===== Provided material
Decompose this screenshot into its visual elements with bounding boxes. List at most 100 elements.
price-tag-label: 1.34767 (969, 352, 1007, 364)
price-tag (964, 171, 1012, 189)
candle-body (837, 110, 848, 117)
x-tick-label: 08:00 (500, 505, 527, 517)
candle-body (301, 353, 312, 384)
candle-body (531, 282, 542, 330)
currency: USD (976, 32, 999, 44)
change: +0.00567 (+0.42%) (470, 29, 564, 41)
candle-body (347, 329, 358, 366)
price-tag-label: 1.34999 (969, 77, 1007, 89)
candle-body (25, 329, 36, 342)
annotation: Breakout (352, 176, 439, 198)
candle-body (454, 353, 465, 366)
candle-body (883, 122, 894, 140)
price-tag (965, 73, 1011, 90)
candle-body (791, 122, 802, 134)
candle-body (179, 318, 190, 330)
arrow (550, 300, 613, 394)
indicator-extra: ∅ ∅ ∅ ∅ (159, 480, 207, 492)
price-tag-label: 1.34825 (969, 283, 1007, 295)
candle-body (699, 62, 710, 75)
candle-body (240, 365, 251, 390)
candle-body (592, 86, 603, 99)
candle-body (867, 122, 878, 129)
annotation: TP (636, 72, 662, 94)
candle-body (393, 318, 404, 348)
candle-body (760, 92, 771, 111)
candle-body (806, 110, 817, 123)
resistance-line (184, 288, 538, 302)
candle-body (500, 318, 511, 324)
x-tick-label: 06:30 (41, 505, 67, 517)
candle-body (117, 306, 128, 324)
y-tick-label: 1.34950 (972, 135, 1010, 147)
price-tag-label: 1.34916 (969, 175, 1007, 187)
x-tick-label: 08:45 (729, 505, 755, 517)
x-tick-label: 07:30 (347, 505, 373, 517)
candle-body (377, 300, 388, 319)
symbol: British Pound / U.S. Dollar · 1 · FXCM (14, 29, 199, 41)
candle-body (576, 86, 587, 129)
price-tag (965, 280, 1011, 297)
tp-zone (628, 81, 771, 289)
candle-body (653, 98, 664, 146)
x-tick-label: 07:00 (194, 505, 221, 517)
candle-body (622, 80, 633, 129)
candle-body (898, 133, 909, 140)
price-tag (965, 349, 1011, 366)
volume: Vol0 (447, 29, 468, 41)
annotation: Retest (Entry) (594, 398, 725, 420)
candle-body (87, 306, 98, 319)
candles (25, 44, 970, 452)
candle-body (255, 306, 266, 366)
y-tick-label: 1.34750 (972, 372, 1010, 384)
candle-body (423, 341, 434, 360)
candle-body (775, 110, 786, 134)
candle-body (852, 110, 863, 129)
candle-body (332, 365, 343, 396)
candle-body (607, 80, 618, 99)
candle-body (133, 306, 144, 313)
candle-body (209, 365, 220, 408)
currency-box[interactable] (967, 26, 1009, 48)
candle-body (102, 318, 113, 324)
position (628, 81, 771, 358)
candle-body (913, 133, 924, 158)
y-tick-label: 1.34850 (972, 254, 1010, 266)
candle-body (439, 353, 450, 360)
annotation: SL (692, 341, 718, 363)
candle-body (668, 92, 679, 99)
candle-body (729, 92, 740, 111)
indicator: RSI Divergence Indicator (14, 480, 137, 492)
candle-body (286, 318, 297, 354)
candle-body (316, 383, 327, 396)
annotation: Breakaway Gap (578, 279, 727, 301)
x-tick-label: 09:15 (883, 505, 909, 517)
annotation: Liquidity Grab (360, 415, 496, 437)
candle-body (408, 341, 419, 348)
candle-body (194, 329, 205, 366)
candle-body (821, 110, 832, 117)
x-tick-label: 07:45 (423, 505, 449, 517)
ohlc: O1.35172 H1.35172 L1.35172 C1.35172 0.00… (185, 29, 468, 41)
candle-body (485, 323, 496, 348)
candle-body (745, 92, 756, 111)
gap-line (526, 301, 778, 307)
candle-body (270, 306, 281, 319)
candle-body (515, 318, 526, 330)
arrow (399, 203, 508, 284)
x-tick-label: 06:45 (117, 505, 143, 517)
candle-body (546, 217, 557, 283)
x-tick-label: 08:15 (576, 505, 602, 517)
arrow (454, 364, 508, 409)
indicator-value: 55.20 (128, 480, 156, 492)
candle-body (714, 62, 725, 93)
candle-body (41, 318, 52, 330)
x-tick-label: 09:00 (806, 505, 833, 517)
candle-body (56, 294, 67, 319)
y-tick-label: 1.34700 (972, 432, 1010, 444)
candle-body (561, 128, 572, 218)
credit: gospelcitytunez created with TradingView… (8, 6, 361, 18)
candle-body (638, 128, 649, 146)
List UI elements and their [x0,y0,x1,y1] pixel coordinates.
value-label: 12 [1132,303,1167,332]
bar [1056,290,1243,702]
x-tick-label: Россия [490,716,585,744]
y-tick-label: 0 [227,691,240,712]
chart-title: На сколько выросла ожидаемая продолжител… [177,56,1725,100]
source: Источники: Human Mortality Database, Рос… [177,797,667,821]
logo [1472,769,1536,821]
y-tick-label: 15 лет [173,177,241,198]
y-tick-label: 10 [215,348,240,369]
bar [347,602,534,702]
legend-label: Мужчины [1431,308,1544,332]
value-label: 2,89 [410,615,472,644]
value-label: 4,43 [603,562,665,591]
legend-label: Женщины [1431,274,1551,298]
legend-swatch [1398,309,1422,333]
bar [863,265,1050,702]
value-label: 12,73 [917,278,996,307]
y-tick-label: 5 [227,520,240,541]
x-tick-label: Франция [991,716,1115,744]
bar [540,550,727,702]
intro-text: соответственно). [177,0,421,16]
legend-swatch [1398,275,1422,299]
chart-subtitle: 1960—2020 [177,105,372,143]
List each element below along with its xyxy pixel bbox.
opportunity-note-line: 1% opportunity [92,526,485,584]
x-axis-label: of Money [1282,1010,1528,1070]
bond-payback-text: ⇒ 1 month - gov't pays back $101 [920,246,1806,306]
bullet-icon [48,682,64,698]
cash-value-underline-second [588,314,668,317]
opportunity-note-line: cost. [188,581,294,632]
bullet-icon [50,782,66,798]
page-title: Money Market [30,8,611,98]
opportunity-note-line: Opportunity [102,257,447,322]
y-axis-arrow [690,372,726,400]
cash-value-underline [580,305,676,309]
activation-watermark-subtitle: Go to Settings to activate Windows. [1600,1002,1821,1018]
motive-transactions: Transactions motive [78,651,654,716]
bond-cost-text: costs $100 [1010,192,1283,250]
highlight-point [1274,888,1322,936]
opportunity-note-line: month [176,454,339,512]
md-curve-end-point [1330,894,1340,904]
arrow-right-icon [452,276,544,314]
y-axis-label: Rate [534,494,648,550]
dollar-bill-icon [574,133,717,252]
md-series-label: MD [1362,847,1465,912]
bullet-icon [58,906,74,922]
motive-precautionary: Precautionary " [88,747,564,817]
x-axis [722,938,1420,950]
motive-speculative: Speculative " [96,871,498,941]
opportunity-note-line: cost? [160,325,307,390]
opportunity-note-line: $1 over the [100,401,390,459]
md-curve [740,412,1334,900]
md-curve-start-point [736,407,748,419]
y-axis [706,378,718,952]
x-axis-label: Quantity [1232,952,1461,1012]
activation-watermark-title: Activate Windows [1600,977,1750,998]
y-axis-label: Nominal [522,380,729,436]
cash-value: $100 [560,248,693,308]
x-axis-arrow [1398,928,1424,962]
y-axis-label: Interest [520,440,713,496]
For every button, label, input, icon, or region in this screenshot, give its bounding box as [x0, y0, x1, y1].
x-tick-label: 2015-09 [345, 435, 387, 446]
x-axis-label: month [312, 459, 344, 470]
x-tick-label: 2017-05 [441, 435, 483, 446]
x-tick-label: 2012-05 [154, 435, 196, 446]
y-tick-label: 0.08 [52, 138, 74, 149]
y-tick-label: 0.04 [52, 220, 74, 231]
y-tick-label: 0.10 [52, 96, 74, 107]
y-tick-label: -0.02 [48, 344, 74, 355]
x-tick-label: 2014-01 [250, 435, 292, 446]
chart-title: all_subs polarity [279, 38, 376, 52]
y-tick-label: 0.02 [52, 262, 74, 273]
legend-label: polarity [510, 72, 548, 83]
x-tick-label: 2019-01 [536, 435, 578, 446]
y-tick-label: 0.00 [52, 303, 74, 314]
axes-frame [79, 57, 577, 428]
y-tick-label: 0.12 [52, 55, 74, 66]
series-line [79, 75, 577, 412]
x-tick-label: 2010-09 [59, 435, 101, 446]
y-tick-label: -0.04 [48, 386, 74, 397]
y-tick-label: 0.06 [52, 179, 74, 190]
==========
* [What this task involves]: Return the material from its first line through the line containing "position (628, 81, 771, 358)", including both of those lines, with every line copied unchanged.

* [The answer]:
Decompose this screenshot into its visual elements with bounding boxes. List at most 100 elements.
price-tag-label: 1.34767 (969, 352, 1007, 364)
price-tag (964, 171, 1012, 189)
candle-body (837, 110, 848, 117)
x-tick-label: 08:00 (500, 505, 527, 517)
candle-body (301, 353, 312, 384)
candle-body (531, 282, 542, 330)
currency: USD (976, 32, 999, 44)
change: +0.00567 (+0.42%) (470, 29, 564, 41)
candle-body (347, 329, 358, 366)
price-tag-label: 1.34999 (969, 77, 1007, 89)
candle-body (25, 329, 36, 342)
annotation: Breakout (352, 176, 439, 198)
candle-body (454, 353, 465, 366)
candle-body (883, 122, 894, 140)
price-tag (965, 73, 1011, 90)
candle-body (791, 122, 802, 134)
candle-body (179, 318, 190, 330)
arrow (550, 300, 613, 394)
indicator-extra: ∅ ∅ ∅ ∅ (159, 480, 207, 492)
price-tag-label: 1.34825 (969, 283, 1007, 295)
candle-body (699, 62, 710, 75)
candle-body (240, 365, 251, 390)
candle-body (592, 86, 603, 99)
candle-body (867, 122, 878, 129)
annotation: TP (636, 72, 662, 94)
candle-body (393, 318, 404, 348)
candle-body (760, 92, 771, 111)
candle-body (806, 110, 817, 123)
resistance-line (184, 288, 538, 302)
candle-body (500, 318, 511, 324)
x-tick-label: 06:30 (41, 505, 67, 517)
candle-body (117, 306, 128, 324)
y-tick-label: 1.34950 (972, 135, 1010, 147)
price-tag-label: 1.34916 (969, 175, 1007, 187)
x-tick-label: 08:45 (729, 505, 755, 517)
x-tick-label: 07:30 (347, 505, 373, 517)
candle-body (377, 300, 388, 319)
symbol: British Pound / U.S. Dollar · 1 · FXCM (14, 29, 199, 41)
candle-body (576, 86, 587, 129)
price-tag (965, 280, 1011, 297)
tp-zone (628, 81, 771, 289)
candle-body (653, 98, 664, 146)
x-tick-label: 07:00 (194, 505, 221, 517)
candle-body (622, 80, 633, 129)
candle-body (898, 133, 909, 140)
price-tag (965, 349, 1011, 366)
volume: Vol0 (447, 29, 468, 41)
annotation: Retest (Entry) (594, 398, 725, 420)
candle-body (87, 306, 98, 319)
candles (25, 44, 970, 452)
candle-body (255, 306, 266, 366)
y-tick-label: 1.34750 (972, 372, 1010, 384)
candle-body (423, 341, 434, 360)
candle-body (775, 110, 786, 134)
candle-body (852, 110, 863, 129)
candle-body (332, 365, 343, 396)
candle-body (607, 80, 618, 99)
candle-body (133, 306, 144, 313)
candle-body (209, 365, 220, 408)
currency-box[interactable] (967, 26, 1009, 48)
candle-body (102, 318, 113, 324)
position (628, 81, 771, 358)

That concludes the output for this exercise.